Saved data entries:
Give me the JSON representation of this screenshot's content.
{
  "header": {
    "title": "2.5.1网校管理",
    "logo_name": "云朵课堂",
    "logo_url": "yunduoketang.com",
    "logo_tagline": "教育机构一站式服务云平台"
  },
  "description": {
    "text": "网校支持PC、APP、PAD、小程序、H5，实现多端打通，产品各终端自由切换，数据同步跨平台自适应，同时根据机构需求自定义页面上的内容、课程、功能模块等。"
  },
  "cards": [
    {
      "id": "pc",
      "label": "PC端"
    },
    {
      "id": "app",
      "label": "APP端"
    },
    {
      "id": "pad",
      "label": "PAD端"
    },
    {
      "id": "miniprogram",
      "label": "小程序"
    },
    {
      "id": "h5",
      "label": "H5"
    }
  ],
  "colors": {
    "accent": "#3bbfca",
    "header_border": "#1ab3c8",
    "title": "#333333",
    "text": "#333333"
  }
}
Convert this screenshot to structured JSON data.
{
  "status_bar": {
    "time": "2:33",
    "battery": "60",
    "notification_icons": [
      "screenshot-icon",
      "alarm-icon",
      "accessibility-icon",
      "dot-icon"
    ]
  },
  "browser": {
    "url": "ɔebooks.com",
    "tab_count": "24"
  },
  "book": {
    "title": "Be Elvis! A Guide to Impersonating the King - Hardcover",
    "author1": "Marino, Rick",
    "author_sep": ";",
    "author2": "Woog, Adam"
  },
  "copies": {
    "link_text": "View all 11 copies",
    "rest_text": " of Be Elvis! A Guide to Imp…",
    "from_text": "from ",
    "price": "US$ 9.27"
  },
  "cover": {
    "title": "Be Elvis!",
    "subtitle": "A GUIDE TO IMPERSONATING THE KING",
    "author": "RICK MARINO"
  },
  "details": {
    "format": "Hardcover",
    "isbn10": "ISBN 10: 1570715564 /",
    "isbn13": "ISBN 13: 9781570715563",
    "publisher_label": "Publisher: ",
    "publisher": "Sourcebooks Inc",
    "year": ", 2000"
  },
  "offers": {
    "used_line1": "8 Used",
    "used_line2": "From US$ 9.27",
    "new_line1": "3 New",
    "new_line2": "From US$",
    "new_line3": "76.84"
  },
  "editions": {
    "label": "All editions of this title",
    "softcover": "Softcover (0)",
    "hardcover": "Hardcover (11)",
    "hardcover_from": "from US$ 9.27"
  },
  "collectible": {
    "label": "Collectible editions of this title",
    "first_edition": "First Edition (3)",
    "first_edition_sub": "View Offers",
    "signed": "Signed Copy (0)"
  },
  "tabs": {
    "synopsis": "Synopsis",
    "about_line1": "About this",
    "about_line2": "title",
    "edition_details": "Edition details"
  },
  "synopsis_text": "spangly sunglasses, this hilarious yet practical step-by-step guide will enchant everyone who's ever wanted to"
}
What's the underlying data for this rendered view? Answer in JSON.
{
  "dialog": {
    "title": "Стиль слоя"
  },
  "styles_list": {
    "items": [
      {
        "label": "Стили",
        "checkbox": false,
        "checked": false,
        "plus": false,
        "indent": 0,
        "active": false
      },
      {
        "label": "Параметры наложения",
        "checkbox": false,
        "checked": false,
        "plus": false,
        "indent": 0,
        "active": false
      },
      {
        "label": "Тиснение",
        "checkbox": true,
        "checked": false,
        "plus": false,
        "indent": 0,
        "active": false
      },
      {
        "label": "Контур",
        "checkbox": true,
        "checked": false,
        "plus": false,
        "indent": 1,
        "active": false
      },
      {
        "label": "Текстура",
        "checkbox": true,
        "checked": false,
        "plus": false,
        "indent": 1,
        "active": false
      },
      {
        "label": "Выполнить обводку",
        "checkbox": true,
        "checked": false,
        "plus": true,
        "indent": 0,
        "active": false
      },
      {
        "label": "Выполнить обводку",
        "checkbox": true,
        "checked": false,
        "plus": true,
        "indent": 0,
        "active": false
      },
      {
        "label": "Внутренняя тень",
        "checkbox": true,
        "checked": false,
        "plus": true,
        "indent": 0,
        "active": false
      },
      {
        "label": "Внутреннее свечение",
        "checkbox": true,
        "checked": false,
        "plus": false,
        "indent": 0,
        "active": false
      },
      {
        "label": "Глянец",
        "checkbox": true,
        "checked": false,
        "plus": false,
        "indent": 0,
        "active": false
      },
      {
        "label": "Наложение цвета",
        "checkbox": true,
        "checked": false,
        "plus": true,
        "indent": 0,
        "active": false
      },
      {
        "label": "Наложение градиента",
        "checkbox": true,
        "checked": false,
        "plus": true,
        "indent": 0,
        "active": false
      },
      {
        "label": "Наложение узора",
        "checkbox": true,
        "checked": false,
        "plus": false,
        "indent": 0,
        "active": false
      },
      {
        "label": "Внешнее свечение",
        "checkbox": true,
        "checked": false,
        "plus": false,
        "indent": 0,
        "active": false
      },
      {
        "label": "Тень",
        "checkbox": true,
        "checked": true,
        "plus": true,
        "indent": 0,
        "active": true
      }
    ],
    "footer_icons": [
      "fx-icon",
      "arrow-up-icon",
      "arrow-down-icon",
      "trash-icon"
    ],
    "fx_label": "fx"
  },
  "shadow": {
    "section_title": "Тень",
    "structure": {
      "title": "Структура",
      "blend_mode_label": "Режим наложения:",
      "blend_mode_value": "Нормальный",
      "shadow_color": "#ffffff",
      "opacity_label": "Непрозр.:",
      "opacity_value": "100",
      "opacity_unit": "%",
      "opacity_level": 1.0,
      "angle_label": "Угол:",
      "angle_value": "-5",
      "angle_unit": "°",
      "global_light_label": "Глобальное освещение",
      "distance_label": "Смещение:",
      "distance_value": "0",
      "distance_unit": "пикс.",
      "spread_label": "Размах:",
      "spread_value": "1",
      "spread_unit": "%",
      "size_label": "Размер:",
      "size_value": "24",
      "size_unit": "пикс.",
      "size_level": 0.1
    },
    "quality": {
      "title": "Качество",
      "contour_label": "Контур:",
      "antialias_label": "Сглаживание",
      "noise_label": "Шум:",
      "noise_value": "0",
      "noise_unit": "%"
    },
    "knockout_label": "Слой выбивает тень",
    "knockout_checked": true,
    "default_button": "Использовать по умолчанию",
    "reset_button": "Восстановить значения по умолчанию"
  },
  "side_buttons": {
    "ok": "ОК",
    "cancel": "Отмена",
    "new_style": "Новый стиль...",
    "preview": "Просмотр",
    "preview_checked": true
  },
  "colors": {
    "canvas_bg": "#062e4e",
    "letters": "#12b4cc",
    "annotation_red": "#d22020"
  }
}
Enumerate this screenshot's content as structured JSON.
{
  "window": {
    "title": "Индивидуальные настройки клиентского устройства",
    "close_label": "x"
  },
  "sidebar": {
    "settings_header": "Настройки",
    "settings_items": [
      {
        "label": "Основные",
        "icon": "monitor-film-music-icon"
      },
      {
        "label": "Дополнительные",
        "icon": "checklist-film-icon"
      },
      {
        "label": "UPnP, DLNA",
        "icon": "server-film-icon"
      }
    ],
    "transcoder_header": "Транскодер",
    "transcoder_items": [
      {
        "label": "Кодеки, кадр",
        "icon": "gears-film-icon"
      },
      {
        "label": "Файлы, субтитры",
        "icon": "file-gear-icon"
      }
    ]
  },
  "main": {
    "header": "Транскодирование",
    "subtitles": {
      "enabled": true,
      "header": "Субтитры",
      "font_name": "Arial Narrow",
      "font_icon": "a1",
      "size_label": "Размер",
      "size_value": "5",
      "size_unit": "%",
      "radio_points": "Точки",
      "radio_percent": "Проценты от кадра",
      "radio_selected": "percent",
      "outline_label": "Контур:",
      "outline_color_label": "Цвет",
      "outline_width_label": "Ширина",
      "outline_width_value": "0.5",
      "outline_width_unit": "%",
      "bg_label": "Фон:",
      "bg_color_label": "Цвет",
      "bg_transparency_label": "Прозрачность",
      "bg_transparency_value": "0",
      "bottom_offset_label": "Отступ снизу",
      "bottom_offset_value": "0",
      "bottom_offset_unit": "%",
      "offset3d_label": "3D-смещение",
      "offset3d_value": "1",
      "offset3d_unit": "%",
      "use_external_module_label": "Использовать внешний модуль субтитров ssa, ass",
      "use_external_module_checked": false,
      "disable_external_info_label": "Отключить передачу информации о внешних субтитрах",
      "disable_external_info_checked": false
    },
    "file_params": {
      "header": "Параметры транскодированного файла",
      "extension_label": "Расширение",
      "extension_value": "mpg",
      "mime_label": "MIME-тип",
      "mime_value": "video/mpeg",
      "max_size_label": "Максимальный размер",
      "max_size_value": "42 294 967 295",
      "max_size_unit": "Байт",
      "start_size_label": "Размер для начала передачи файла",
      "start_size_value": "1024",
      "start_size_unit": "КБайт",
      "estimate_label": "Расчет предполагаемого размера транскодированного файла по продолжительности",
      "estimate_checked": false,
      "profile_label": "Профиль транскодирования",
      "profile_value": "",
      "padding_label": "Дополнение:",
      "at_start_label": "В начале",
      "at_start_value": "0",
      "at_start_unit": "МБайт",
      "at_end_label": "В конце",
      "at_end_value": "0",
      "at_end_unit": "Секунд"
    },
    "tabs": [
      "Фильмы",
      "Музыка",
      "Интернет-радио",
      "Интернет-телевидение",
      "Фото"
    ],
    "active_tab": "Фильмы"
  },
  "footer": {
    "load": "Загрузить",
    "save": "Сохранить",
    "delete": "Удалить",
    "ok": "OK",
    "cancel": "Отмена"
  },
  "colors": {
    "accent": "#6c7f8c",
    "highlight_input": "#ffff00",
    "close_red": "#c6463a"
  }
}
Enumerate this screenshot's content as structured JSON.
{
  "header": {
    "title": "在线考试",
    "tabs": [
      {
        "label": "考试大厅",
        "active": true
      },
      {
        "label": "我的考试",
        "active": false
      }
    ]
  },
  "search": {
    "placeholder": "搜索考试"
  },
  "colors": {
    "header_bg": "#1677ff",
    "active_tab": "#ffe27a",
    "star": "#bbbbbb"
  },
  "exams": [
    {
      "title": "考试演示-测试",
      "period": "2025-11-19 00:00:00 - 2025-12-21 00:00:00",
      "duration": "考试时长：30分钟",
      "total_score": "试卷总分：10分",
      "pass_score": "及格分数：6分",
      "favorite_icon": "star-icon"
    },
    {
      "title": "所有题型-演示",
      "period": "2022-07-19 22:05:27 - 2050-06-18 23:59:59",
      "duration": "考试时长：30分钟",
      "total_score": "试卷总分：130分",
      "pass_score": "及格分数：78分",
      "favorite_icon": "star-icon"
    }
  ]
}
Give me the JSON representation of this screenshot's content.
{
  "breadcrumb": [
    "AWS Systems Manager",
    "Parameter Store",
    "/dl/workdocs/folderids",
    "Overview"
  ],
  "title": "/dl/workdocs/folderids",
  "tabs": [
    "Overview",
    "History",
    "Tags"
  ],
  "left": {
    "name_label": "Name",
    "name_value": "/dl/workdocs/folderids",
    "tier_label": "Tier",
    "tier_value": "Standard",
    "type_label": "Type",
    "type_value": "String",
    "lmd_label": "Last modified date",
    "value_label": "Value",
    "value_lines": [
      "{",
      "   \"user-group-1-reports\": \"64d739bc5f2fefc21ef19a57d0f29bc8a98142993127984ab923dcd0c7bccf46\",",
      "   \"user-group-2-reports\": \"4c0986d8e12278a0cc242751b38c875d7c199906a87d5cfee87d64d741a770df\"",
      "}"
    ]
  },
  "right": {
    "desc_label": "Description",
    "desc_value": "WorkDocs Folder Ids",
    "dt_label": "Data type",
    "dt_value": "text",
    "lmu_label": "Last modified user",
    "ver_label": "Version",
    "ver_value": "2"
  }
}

◆ **Written problem**
The answer should be a single number: the count of lines in the data that include the string "editions".

◆ **Completed task**
3